>> start

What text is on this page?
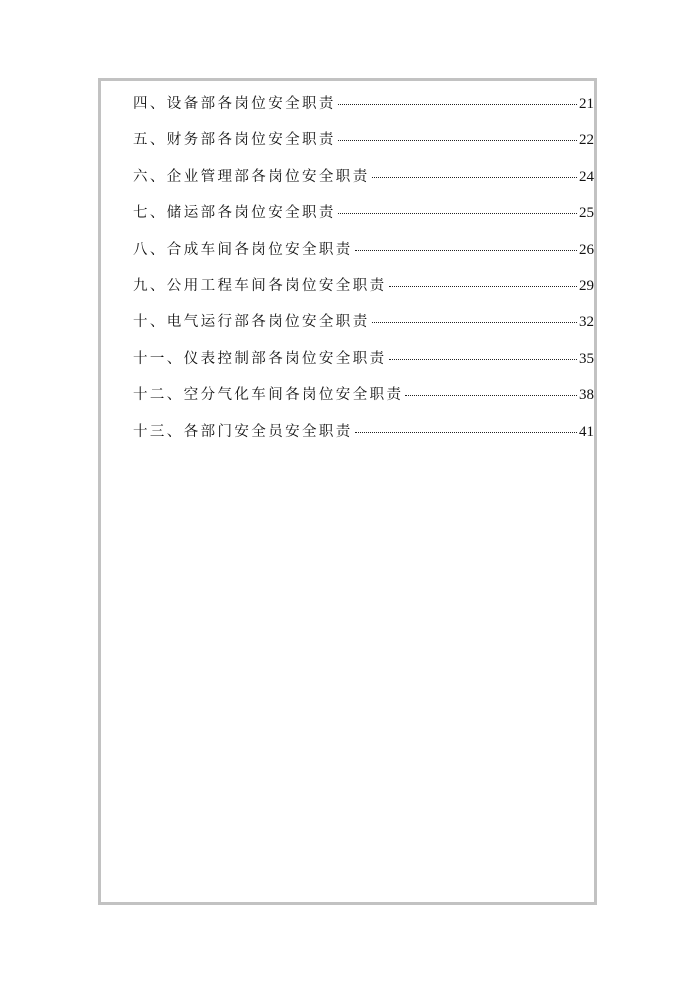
四、设备部各岗位安全职责	21
五、财务部各岗位安全职责	22
六、企业管理部各岗位安全职责	24
七、储运部各岗位安全职责	25
八、合成车间各岗位安全职责	26
九、公用工程车间各岗位安全职责	29
十、电气运行部各岗位安全职责	32
十一、仪表控制部各岗位安全职责	35
十二、空分气化车间各岗位安全职责	38
十三、各部门安全员安全职责	41
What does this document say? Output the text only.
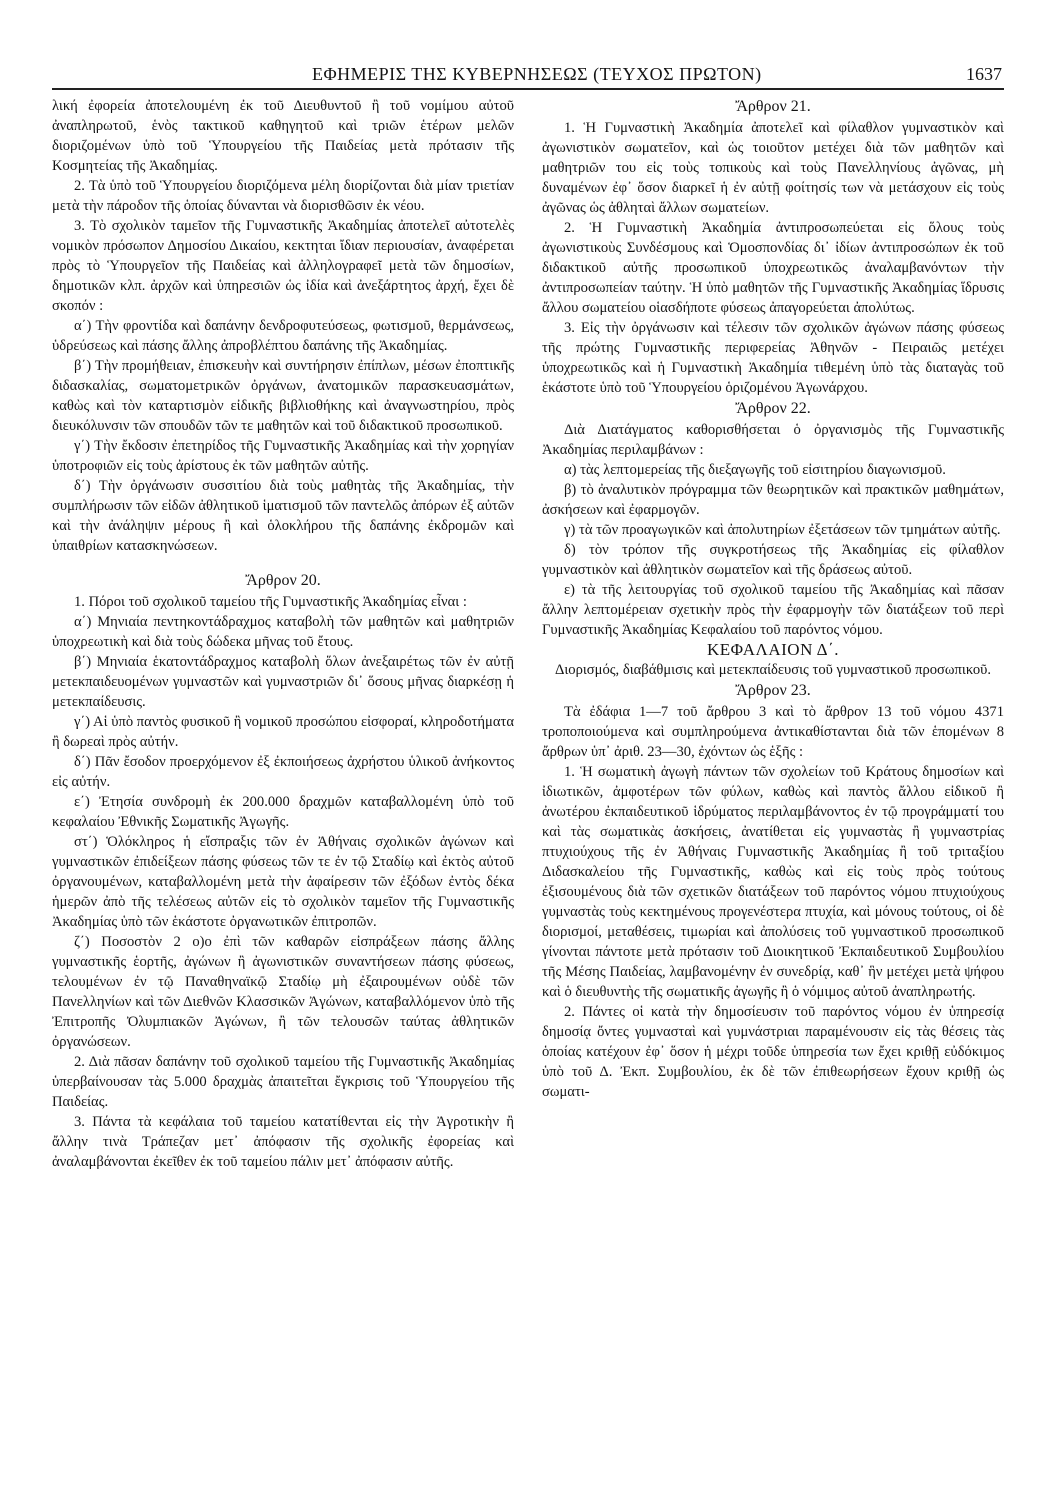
ΕΦΗΜΕΡΙΣ ΤΗΣ ΚΥΒΕΡΝΗΣΕΩΣ (ΤΕΥΧΟΣ ΠΡΩΤΟΝ)	1637

λική ἐφορεία ἀποτελουμένη ἐκ τοῦ Διευθυντοῦ ἢ τοῦ νομίμου αὐτοῦ ἀναπληρωτοῦ, ἑνὸς τακτικοῦ καθηγητοῦ καὶ τριῶν ἑτέρων μελῶν διοριζομένων ὑπὸ τοῦ Ὑπουργείου τῆς Παιδείας μετὰ πρότασιν τῆς Κοσμητείας τῆς Ἀκαδημίας.

2. Τὰ ὑπὸ τοῦ Ὑπουργείου διοριζόμενα μέλη διορίζονται διὰ μίαν τριετίαν μετὰ τὴν πάροδον τῆς ὁποίας δύνανται νὰ διορισθῶσιν ἐκ νέου.

3. Τὸ σχολικὸν ταμεῖον τῆς Γυμναστικῆς Ἀκαδημίας ἀποτελεῖ αὐτοτελὲς νομικὸν πρόσωπον Δημοσίου Δικαίου, κεκτηται ἴδιαν περιουσίαν, ἀναφέρεται πρὸς τὸ Ὑπουργεῖον τῆς Παιδείας καὶ ἀλληλογραφεῖ μετὰ τῶν δημοσίων, δημοτικῶν κλπ. ἀρχῶν καὶ ὑπηρεσιῶν ὡς ἰδία καὶ ἀνεξάρτητος ἀρχή, ἔχει δὲ σκοπόν :

α΄) Τὴν φροντίδα καὶ δαπάνην δενδροφυτεύσεως, φωτισμοῦ, θερμάνσεως, ὑδρεύσεως καὶ πάσης ἄλλης ἀπροβλέπτου δαπάνης τῆς Ἀκαδημίας.

β΄) Τὴν προμήθειαν, ἐπισκευὴν καὶ συντήρησιν ἐπίπλων, μέσων ἐποπτικῆς διδασκαλίας, σωματομετρικῶν ὀργάνων, ἀνατομικῶν παρασκευασμάτων, καθὼς καὶ τὸν καταρτισμὸν εἰδικῆς βιβλιοθήκης καὶ ἀναγνωστηρίου, πρὸς διευκόλυνσιν τῶν σπουδῶν τῶν τε μαθητῶν καὶ τοῦ διδακτικοῦ προσωπικοῦ.

γ΄) Τὴν ἔκδοσιν ἐπετηρίδος τῆς Γυμναστικῆς Ἀκαδημίας καὶ τὴν χορηγίαν ὑποτροφιῶν εἰς τοὺς ἀρίστους ἐκ τῶν μαθητῶν αὐτῆς.

δ΄) Τὴν ὀργάνωσιν συσσιτίου διὰ τοὺς μαθητὰς τῆς Ἀκαδημίας, τὴν συμπλήρωσιν τῶν εἰδῶν ἀθλητικοῦ ἱματισμοῦ τῶν παντελῶς ἀπόρων ἐξ αὐτῶν καὶ τὴν ἀνάληψιν μέρους ἢ καὶ ὁλοκλήρου τῆς δαπάνης ἐκδρομῶν καὶ ὑπαιθρίων κατασκηνώσεων.

Ἄρθρον 20.

1. Πόροι τοῦ σχολικοῦ ταμείου τῆς Γυμναστικῆς Ἀκαδημίας εἶναι :

α΄) Μηνιαία πεντηκοντάδραχμος καταβολὴ τῶν μαθητῶν καὶ μαθητριῶν ὑποχρεωτικὴ καὶ διὰ τοὺς δώδεκα μῆνας τοῦ ἔτους.

β΄) Μηνιαία ἑκατοντάδραχμος καταβολὴ ὅλων ἀνεξαιρέτως τῶν ἐν αὐτῇ μετεκπαιδευομένων γυμναστῶν καὶ γυμναστριῶν δι᾽ ὅσους μῆνας διαρκέσῃ ἡ μετεκπαίδευσις.

γ΄) Αἱ ὑπὸ παντὸς φυσικοῦ ἢ νομικοῦ προσώπου εἰσφοραί, κληροδοτήματα ἢ δωρεαὶ πρὸς αὐτήν.

δ΄) Πᾶν ἔσοδον προερχόμενον ἐξ ἐκποιήσεως ἀχρήστου ὑλικοῦ ἀνήκοντος εἰς αὐτήν.

ε΄) Ἐτησία συνδρομὴ ἐκ 200.000 δραχμῶν καταβαλλομένη ὑπὸ τοῦ κεφαλαίου Ἐθνικῆς Σωματικῆς Ἀγωγῆς.

στ΄) Ὁλόκληρος ἡ εἴσπραξις τῶν ἐν Ἀθήναις σχολικῶν ἀγώνων καὶ γυμναστικῶν ἐπιδείξεων πάσης φύσεως τῶν τε ἐν τῷ Σταδίῳ καὶ ἐκτὸς αὐτοῦ ὀργανουμένων, καταβαλλομένη μετὰ τὴν ἀφαίρεσιν τῶν ἐξόδων ἐντὸς δέκα ἡμερῶν ἀπὸ τῆς τελέσεως αὐτῶν εἰς τὸ σχολικὸν ταμεῖον τῆς Γυμναστικῆς Ἀκαδημίας ὑπὸ τῶν ἑκάστοτε ὀργανωτικῶν ἐπιτροπῶν.

ζ΄) Ποσοστὸν 2 ο)ο ἐπὶ τῶν καθαρῶν εἰσπράξεων πάσης ἄλλης γυμναστικῆς ἑορτῆς, ἀγώνων ἢ ἀγωνιστικῶν συναντήσεων πάσης φύσεως, τελουμένων ἐν τῷ Παναθηναϊκῷ Σταδίῳ μὴ ἐξαιρουμένων οὐδὲ τῶν Πανελληνίων καὶ τῶν Διεθνῶν Κλασσικῶν Ἀγώνων, καταβαλλόμενον ὑπὸ τῆς Ἐπιτροπῆς Ὀλυμπιακῶν Ἀγώνων, ἢ τῶν τελουσῶν ταύτας ἀθλητικῶν ὀργανώσεων.

2. Διὰ πᾶσαν δαπάνην τοῦ σχολικοῦ ταμείου τῆς Γυμναστικῆς Ἀκαδημίας ὑπερβαίνουσαν τὰς 5.000 δραχμὰς ἀπαιτεῖται ἔγκρισις τοῦ Ὑπουργείου τῆς Παιδείας.

3. Πάντα τὰ κεφάλαια τοῦ ταμείου κατατίθενται εἰς τὴν Ἀγροτικὴν ἢ ἄλλην τινὰ Τράπεζαν μετ᾽ ἀπόφασιν τῆς σχολικῆς ἐφορείας καὶ ἀναλαμβάνονται ἐκεῖθεν ἐκ τοῦ ταμείου πάλιν μετ᾽ ἀπόφασιν αὐτῆς.

Ἄρθρον 21.

1. Ἡ Γυμναστικὴ Ἀκαδημία ἀποτελεῖ καὶ φίλαθλον γυμναστικὸν καὶ ἀγωνιστικὸν σωματεῖον, καὶ ὡς τοιοῦτον μετέχει διὰ τῶν μαθητῶν καὶ μαθητριῶν του εἰς τοὺς τοπικοὺς καὶ τοὺς Πανελληνίους ἀγῶνας, μὴ δυναμένων ἐφ᾽ ὅσον διαρκεῖ ἡ ἐν αὐτῇ φοίτησίς των νὰ μετάσχουν εἰς τοὺς ἀγῶνας ὡς ἀθληταὶ ἄλλων σωματείων.

2. Ἡ Γυμναστικὴ Ἀκαδημία ἀντιπροσωπεύεται εἰς ὅλους τοὺς ἀγωνιστικοὺς Συνδέσμους καὶ Ὁμοσπονδίας δι᾽ ἰδίων ἀντιπροσώπων ἐκ τοῦ διδακτικοῦ αὐτῆς προσωπικοῦ ὑποχρεωτικῶς ἀναλαμβανόντων τὴν ἀντιπροσωπείαν ταύτην. Ἡ ὑπὸ μαθητῶν τῆς Γυμναστικῆς Ἀκαδημίας ἵδρυσις ἄλλου σωματείου οἱασδήποτε φύσεως ἀπαγορεύεται ἀπολύτως.

3. Εἰς τὴν ὀργάνωσιν καὶ τέλεσιν τῶν σχολικῶν ἀγώνων πάσης φύσεως τῆς πρώτης Γυμναστικῆς περιφερείας Ἀθηνῶν - Πειραιῶς μετέχει ὑποχρεωτικῶς καὶ ἡ Γυμναστικὴ Ἀκαδημία τιθεμένη ὑπὸ τὰς διαταγὰς τοῦ ἑκάστοτε ὑπὸ τοῦ Ὑπουργείου ὁριζομένου Ἀγωνάρχου.

Ἄρθρον 22.

Διὰ Διατάγματος καθορισθήσεται ὁ ὀργανισμὸς τῆς Γυμναστικῆς Ἀκαδημίας περιλαμβάνων :

α) τὰς λεπτομερείας τῆς διεξαγωγῆς τοῦ εἰσιτηρίου διαγωνισμοῦ.

β) τὸ ἀναλυτικὸν πρόγραμμα τῶν θεωρητικῶν καὶ πρακτικῶν μαθημάτων, ἀσκήσεων καὶ ἐφαρμογῶν.

γ) τὰ τῶν προαγωγικῶν καὶ ἀπολυτηρίων ἐξετάσεων τῶν τμημάτων αὐτῆς.

δ) τὸν τρόπον τῆς συγκροτήσεως τῆς Ἀκαδημίας εἰς φίλαθλον γυμναστικὸν καὶ ἀθλητικὸν σωματεῖον καὶ τῆς δράσεως αὐτοῦ.

ε) τὰ τῆς λειτουργίας τοῦ σχολικοῦ ταμείου τῆς Ἀκαδημίας καὶ πᾶσαν ἄλλην λεπτομέρειαν σχετικὴν πρὸς τὴν ἐφαρμογὴν τῶν διατάξεων τοῦ περὶ Γυμναστικῆς Ἀκαδημίας Κεφαλαίου τοῦ παρόντος νόμου.

ΚΕΦΑΛΑΙΟΝ Δ΄.

Διορισμός, διαβάθμισις καὶ μετεκπαίδευσις τοῦ γυμναστικοῦ προσωπικοῦ.

Ἄρθρον 23.

Τὰ ἐδάφια 1—7 τοῦ ἄρθρου 3 καὶ τὸ ἄρθρον 13 τοῦ νόμου 4371 τροποποιούμενα καὶ συμπληρούμενα ἀντικαθίστανται διὰ τῶν ἑπομένων 8 ἄρθρων ὑπ᾽ ἀριθ. 23—30, ἐχόντων ὡς ἑξῆς :

1. Ἡ σωματικὴ ἀγωγὴ πάντων τῶν σχολείων τοῦ Κράτους δημοσίων καὶ ἰδιωτικῶν, ἀμφοτέρων τῶν φύλων, καθὼς καὶ παντὸς ἄλλου εἰδικοῦ ἢ ἀνωτέρου ἐκπαιδευτικοῦ ἱδρύματος περιλαμβάνοντος ἐν τῷ προγράμματί του καὶ τὰς σωματικὰς ἀσκήσεις, ἀνατίθεται εἰς γυμναστὰς ἢ γυμναστρίας πτυχιούχους τῆς ἐν Ἀθήναις Γυμναστικῆς Ἀκαδημίας ἢ τοῦ τριταξίου Διδασκαλείου τῆς Γυμναστικῆς, καθὼς καὶ εἰς τοὺς πρὸς τούτους ἐξισουμένους διὰ τῶν σχετικῶν διατάξεων τοῦ παρόντος νόμου πτυχιούχους γυμναστὰς τοὺς κεκτημένους προγενέστερα πτυχία, καὶ μόνους τούτους, οἱ δὲ διορισμοί, μεταθέσεις, τιμωρίαι καὶ ἀπολύσεις τοῦ γυμναστικοῦ προσωπικοῦ γίνονται πάντοτε μετὰ πρότασιν τοῦ Διοικητικοῦ Ἐκπαιδευτικοῦ Συμβουλίου τῆς Μέσης Παιδείας, λαμβανομένην ἐν συνεδρίᾳ, καθ᾽ ἣν μετέχει μετὰ ψήφου καὶ ὁ διευθυντὴς τῆς σωματικῆς ἀγωγῆς ἢ ὁ νόμιμος αὐτοῦ ἀναπληρωτής.

2. Πάντες οἱ κατὰ τὴν δημοσίευσιν τοῦ παρόντος νόμου ἐν ὑπηρεσίᾳ δημοσίᾳ ὄντες γυμνασταὶ καὶ γυμνάστριαι παραμένουσιν εἰς τὰς θέσεις τὰς ὁποίας κατέχουν ἐφ᾽ ὅσον ἡ μέχρι τοῦδε ὑπηρεσία των ἔχει κριθῇ εὐδόκιμος ὑπὸ τοῦ Δ. Ἐκπ. Συμβουλίου, ἐκ δὲ τῶν ἐπιθεωρήσεων ἔχουν κριθῇ ὡς σωματι-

>> end

Requirement: Say how many lines in the records above hold "καταβαλλομένη", and give no other text.

Reply: 2